In the material below, find how many lines contain the string "this". Write only that number.

(Dataset rows)

_ _ _ _ _

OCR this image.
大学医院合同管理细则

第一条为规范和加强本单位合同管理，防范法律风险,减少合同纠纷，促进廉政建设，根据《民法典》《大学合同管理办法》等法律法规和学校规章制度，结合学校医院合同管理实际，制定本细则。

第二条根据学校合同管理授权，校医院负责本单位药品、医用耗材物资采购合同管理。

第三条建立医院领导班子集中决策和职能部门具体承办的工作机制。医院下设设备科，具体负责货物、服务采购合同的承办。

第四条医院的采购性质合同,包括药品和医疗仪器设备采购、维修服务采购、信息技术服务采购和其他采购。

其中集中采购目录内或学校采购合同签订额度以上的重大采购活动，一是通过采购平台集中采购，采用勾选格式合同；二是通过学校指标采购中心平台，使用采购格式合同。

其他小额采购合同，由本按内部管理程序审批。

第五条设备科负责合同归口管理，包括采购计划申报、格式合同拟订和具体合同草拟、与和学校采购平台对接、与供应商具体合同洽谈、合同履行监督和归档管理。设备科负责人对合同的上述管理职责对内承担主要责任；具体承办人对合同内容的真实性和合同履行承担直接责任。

_ _ _ _ _

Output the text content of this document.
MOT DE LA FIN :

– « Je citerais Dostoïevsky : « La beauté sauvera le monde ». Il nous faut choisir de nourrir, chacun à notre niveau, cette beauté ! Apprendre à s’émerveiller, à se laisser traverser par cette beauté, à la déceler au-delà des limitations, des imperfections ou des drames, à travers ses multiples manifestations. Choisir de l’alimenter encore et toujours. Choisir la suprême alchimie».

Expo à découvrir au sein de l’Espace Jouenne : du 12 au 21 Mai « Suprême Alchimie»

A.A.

_ _ _ _ _

*WORKED SOLUTION:*
2